◆ What this task involves
What lines of the data hold the string "γυμναστική"? Pull each one out.

** start Provided material **

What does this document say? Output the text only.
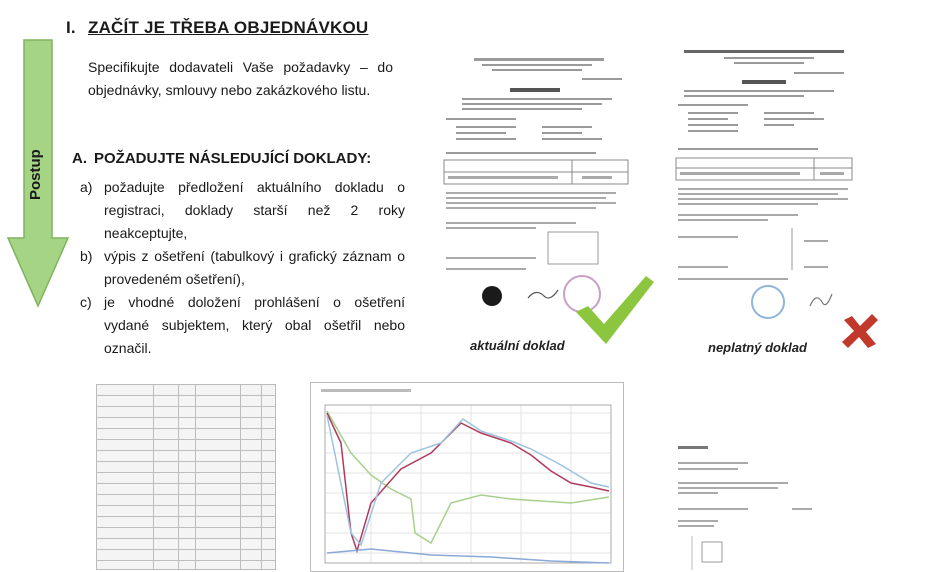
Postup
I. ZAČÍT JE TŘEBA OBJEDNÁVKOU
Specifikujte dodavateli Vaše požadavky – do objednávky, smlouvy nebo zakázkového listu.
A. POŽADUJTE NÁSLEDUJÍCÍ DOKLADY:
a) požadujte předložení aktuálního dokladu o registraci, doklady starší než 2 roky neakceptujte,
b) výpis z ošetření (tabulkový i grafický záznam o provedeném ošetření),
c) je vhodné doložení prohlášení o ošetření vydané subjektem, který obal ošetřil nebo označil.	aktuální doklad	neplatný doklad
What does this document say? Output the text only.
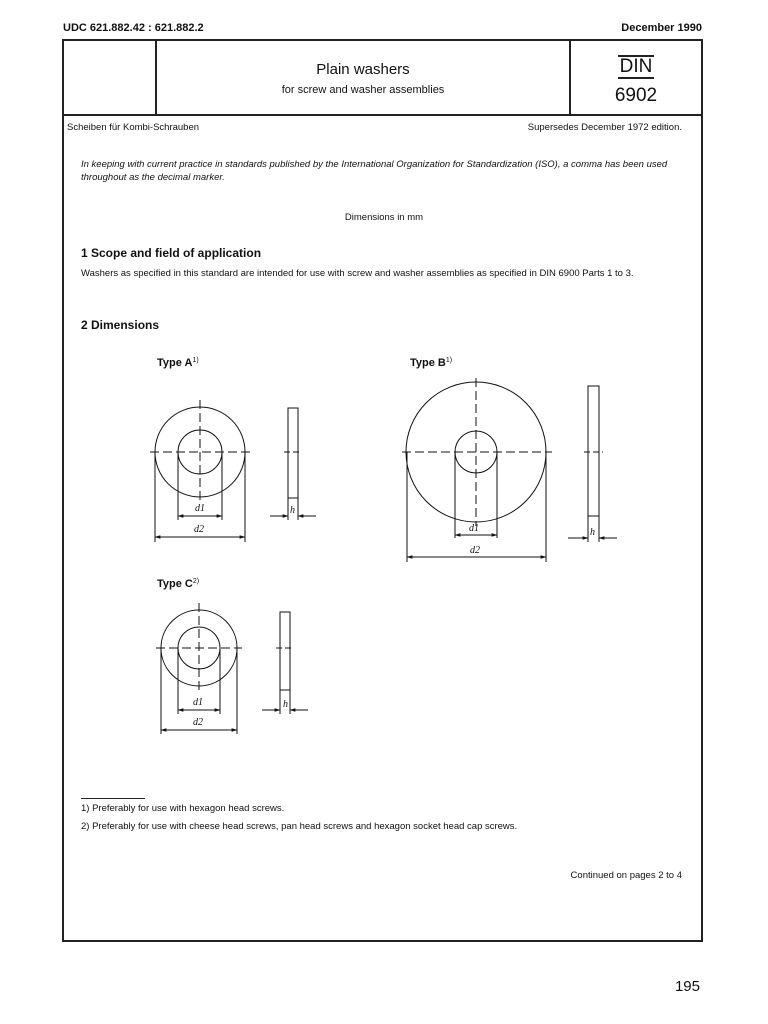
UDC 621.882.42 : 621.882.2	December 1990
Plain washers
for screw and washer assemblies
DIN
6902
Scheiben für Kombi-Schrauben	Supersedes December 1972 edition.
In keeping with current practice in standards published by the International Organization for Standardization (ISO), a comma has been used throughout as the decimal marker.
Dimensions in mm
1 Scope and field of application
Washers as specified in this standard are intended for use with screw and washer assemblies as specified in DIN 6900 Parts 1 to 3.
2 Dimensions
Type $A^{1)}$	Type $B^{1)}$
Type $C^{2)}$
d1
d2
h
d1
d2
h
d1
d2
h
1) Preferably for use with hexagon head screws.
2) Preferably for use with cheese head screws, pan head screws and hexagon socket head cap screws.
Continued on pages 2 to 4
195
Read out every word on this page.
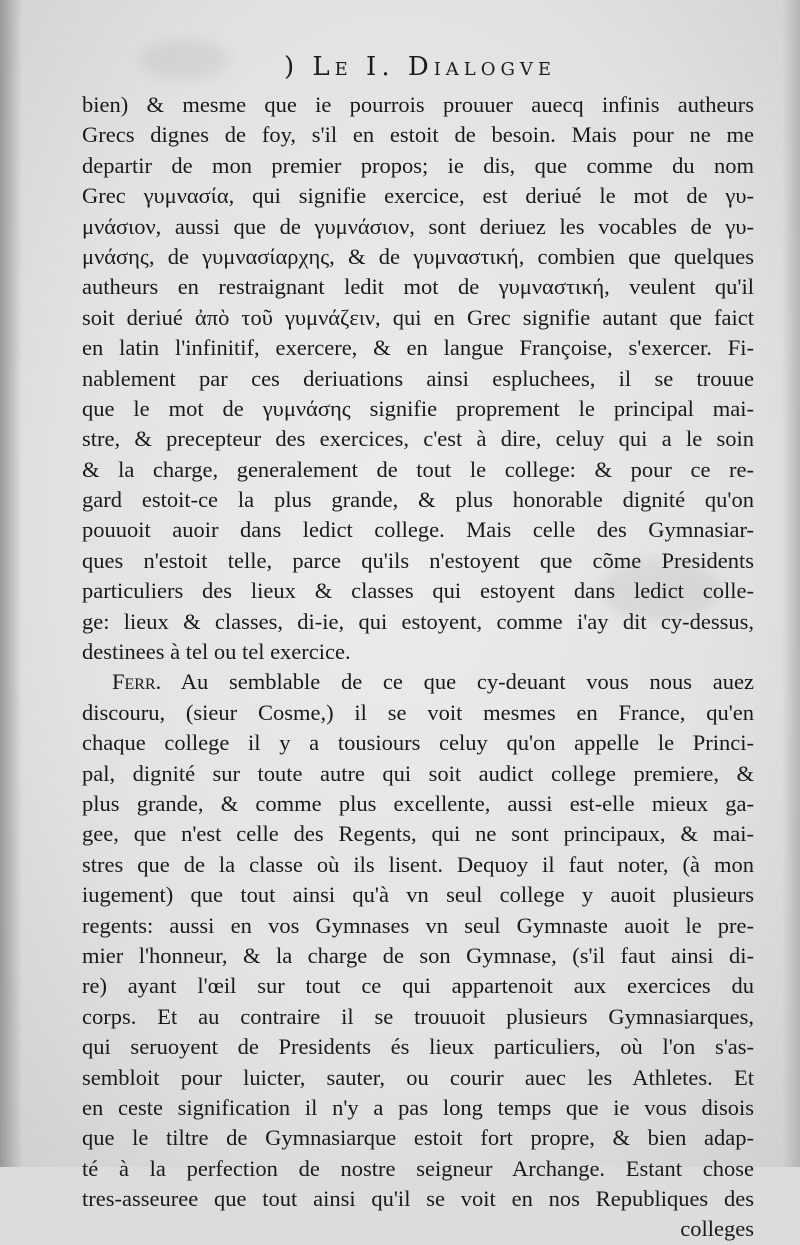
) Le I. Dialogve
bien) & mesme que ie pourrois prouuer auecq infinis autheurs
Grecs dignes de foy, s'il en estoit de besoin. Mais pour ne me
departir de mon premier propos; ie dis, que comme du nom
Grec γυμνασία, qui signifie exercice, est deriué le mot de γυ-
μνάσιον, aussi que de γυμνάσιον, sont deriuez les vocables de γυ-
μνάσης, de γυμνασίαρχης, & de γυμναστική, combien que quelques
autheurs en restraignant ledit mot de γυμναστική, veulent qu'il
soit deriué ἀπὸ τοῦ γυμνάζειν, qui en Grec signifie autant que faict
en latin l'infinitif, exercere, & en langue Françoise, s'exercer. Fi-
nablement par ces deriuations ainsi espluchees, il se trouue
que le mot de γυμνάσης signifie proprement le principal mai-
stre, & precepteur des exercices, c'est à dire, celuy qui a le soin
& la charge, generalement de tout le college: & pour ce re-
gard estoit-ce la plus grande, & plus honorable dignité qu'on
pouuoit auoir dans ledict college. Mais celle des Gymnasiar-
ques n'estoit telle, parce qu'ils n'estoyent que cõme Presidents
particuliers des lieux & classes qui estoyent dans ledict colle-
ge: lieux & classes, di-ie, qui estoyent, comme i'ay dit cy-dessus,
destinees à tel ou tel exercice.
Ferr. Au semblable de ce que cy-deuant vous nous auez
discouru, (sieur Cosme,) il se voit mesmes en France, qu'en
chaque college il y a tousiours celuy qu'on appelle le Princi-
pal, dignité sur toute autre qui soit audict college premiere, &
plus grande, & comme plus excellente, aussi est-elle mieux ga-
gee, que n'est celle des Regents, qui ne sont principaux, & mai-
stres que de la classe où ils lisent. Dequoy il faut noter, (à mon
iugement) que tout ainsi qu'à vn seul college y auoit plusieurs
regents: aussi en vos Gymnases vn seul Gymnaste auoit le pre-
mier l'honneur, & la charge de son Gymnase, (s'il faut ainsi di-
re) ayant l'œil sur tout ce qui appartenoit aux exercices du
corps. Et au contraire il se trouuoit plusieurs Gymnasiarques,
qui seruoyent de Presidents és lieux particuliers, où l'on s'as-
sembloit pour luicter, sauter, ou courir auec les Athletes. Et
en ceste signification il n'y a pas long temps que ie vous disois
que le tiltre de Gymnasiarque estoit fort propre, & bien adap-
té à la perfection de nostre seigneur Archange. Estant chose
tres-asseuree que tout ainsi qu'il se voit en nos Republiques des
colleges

** end Provided material **
** start Provided material **

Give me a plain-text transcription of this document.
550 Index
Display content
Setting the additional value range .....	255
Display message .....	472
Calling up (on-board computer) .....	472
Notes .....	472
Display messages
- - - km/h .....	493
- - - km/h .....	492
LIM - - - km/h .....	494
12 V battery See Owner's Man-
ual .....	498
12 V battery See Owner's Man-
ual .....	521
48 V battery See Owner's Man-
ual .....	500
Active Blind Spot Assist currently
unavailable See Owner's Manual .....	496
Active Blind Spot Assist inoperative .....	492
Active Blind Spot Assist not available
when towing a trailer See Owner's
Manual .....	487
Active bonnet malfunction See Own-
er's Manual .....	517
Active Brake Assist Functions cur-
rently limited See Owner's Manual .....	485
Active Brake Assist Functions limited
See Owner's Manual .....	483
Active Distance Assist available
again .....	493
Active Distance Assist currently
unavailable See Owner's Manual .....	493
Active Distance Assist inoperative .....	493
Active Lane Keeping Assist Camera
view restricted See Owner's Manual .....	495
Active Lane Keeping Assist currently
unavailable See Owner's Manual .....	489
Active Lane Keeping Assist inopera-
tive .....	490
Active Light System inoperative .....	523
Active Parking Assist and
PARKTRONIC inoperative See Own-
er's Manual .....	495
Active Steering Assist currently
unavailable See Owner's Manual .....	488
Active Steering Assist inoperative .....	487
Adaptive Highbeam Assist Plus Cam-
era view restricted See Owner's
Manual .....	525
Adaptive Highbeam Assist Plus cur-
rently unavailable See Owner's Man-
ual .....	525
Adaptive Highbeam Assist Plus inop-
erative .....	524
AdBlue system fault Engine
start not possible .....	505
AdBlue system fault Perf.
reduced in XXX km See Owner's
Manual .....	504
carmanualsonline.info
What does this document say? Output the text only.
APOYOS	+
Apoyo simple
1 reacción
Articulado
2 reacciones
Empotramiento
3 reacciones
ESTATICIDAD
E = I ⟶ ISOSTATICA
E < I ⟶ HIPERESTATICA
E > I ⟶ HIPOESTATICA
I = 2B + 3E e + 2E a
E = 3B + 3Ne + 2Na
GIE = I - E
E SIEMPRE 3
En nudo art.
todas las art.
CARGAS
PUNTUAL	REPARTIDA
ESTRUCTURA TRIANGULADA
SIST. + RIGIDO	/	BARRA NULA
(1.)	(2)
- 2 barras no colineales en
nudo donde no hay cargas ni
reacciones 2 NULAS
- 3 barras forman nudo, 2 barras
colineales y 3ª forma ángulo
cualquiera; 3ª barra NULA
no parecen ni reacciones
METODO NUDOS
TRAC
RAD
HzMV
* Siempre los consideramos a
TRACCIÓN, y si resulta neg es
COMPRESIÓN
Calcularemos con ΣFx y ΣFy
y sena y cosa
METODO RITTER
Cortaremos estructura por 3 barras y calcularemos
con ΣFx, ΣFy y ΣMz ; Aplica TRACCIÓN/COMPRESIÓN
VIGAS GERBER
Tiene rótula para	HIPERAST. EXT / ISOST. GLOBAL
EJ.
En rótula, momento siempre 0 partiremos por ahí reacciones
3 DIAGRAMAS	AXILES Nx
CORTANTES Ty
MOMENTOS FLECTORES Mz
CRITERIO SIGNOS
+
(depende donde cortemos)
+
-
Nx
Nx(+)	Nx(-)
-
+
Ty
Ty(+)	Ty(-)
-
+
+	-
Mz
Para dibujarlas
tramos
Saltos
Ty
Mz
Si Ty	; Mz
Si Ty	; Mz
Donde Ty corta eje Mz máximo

** end Provided material **
** start Provided material **

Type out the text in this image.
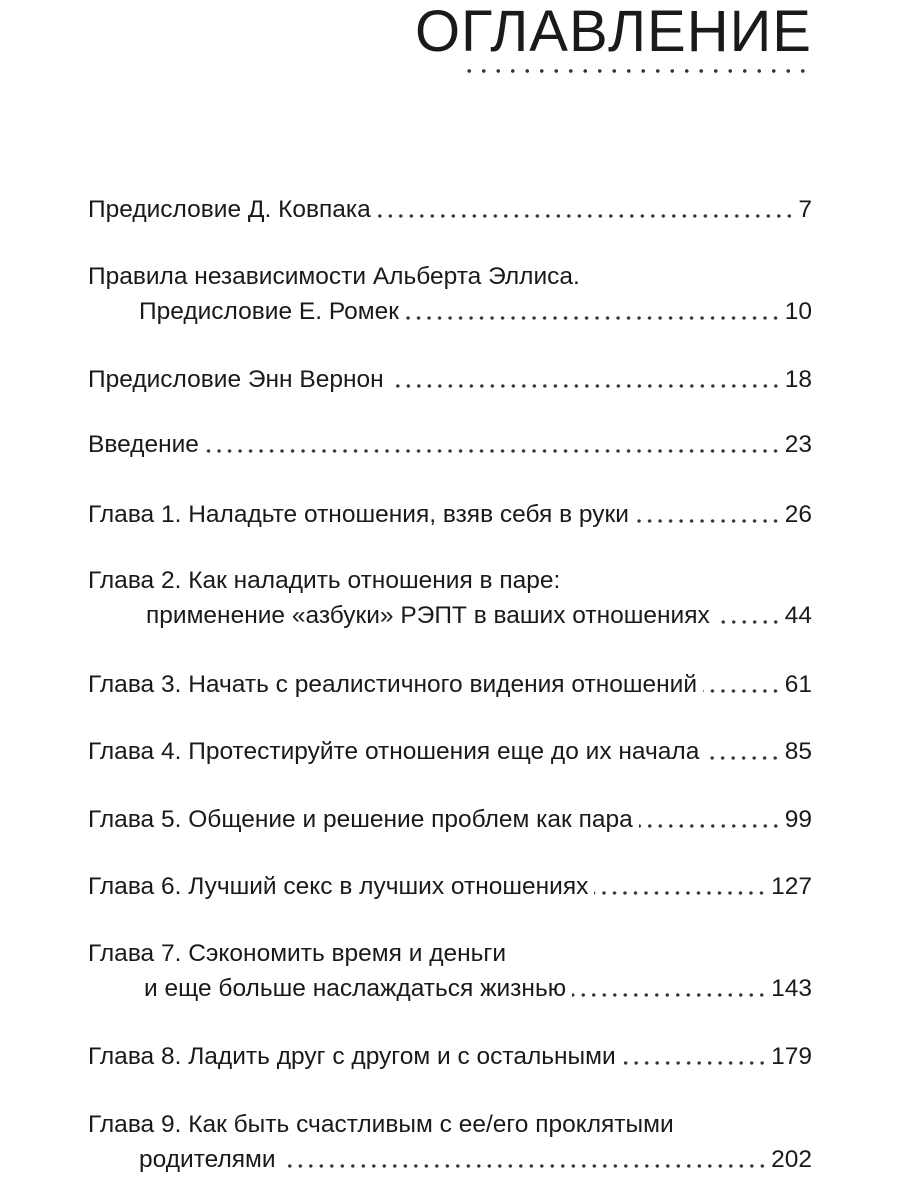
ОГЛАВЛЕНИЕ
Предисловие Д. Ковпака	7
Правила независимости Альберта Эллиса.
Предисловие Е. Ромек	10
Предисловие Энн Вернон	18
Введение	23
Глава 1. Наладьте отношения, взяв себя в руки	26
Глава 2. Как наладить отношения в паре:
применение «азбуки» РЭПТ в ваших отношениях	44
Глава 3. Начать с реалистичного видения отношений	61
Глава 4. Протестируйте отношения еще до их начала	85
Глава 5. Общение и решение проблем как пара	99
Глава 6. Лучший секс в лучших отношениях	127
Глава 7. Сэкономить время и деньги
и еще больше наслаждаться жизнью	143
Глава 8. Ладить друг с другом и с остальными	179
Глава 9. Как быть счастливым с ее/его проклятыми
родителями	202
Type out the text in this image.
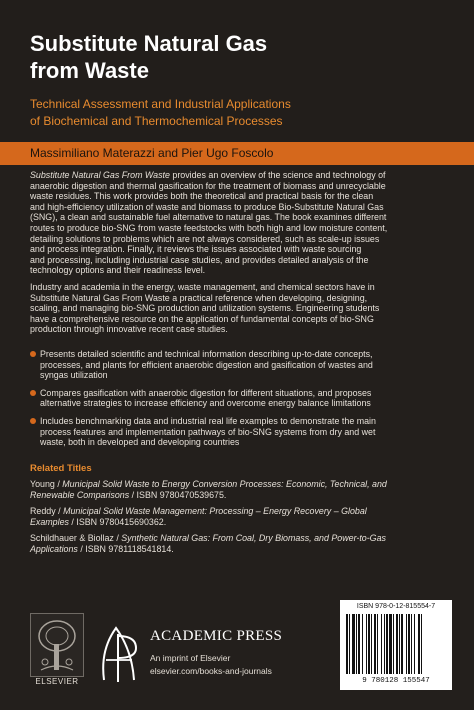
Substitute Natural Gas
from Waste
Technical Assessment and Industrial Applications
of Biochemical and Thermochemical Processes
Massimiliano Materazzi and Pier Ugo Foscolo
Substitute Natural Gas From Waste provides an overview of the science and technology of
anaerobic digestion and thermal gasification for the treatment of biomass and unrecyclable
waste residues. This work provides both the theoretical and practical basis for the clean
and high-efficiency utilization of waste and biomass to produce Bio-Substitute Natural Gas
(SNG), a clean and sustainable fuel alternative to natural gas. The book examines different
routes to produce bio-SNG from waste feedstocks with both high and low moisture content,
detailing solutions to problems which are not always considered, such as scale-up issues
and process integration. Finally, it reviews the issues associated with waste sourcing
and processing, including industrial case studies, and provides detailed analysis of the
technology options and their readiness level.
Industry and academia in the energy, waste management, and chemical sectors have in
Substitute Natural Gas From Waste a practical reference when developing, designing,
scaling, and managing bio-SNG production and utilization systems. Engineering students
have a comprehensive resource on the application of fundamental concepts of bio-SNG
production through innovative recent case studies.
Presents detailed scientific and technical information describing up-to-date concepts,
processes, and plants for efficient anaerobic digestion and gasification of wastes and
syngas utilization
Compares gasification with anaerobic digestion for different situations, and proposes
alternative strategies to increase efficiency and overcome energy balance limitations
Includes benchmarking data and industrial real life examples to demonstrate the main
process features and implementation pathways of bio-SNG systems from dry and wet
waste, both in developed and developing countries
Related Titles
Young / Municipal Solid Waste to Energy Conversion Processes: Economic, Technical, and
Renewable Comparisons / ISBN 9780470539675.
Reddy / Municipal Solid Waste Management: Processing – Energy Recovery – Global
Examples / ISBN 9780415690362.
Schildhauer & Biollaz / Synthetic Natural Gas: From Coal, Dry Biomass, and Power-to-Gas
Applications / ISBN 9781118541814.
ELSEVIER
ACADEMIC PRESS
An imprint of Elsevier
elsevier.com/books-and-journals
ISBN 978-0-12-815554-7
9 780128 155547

** end Provided material **

◆ Task solution
μνάσης, de γυμνασίαρχης, & de γυμναστική, combien que quelques
autheurs en restraignant ledit mot de γυμναστική, veulent qu'il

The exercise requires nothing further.